
    They shouldn't try to differentiate the product line by removing features from the MB and give it to the MBP only. The biggest problem with this announcement is that the MBP wasn't innovative enough, and an artificial differentiation had to occur by removing Firewire from the MacBook.

    It's not the same Apple anymore.
  6. drj434343 macrumors member


    Jan 11, 2006
    Portland, OR
    I agree with your underlined assertion. It became so painfully clear that Apple was creating artificial differentiation between the two lines, that I switched from a MBP to a new MB in my last purchase. My dismay started when I realized that they use the same type of cheap TN LCD panels in both the MBP and MB. I couldn't figure out what my extra $800 was going for anymore, so Apple lost a much higher margin purchase from me.

▶ **QUESTIONS TO ANSWER**
A - In the forum discussion about Apple's MacBook and MacBook Pro, what kind of LCD panels does the second poster say are used in both models?
B - Extend the forum discussion about Apple's MacBook and MacBook Pro, starting after its last sentence.

▶ **STUDY MATERIAL**
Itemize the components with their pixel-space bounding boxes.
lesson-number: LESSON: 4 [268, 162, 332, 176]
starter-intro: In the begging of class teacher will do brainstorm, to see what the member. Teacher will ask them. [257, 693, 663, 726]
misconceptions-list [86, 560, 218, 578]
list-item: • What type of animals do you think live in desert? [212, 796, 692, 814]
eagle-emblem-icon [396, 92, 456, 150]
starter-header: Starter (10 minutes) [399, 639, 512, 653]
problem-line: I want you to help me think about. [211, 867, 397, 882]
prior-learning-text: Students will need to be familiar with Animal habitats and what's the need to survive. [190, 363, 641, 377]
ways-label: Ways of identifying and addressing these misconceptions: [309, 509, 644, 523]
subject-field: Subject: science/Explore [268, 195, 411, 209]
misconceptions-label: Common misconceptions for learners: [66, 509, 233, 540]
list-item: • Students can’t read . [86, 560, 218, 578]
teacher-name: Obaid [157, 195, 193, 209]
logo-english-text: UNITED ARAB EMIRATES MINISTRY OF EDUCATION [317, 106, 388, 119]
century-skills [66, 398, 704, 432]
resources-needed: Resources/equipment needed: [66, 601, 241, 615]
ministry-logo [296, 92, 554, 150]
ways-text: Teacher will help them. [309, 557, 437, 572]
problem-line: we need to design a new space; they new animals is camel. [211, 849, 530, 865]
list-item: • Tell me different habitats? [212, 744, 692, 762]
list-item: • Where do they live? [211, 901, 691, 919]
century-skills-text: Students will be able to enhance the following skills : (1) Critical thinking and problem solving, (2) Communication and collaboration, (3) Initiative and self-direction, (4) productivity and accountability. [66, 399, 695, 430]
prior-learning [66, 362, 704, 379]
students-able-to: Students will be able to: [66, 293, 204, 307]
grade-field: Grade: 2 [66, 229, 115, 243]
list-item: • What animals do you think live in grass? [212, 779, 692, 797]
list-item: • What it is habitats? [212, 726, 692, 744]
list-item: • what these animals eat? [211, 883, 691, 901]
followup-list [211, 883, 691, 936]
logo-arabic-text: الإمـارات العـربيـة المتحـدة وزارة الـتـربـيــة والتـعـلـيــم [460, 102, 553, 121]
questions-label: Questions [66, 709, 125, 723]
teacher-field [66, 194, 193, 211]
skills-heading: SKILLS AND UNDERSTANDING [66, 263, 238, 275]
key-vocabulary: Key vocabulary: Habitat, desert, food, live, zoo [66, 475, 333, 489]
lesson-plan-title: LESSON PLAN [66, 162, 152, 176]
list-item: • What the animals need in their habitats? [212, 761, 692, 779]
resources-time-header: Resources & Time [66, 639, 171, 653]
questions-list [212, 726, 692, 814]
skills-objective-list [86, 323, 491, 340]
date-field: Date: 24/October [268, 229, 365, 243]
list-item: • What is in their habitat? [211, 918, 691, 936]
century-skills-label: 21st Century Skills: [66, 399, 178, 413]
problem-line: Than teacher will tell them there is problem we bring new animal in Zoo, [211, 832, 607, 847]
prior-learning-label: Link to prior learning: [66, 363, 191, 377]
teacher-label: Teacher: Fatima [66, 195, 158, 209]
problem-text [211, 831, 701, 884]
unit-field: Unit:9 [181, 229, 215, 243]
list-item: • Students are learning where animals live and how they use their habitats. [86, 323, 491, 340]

▶ **ANSWERS BY TASK**
A - Cheap TN LCD panels.

B -
  7. bektravels macrumors regular

    Sep 14, 2007
    Yeah, I would've cared about Firewire 3 years ago, when I used it a lot... but I just don't have anything that connects with Firewire anymore. I know not everyone is in the same boat on this, but I don't really have a beef with the lack of it in the new MB.
  8. LethalWolfe macrumors G3


    Jan 11, 2002
    Los Angeles
    Just like Apple did lots of surveys and found out no one liked the 12" PB and that's why they killed it, right?:D

  9. bektravels macrumors regular

    Sep 14, 2007
    lols, spot on!
  10. EnderTW macrumors 6502

    Jun 30, 2007
    The above poster said it exactly.

    It's simple marketing folks.

    The MB now has the same aesthetics as the MBP, something that made people buy the MBP. I can tell you many who opted out of the MB just because it wasn't aluminum.

    Apple knew that when it created the alum mb it needed more to distinguish the pro line from it's regular line.

    The problem in the way they did it was they "nerfed" the mb, to artificially create demand for the MBP.

    Apple in my eyes did the wrong move. btw, i am typing this on my new mb. I obviously didnt care but they did do the wrong thing.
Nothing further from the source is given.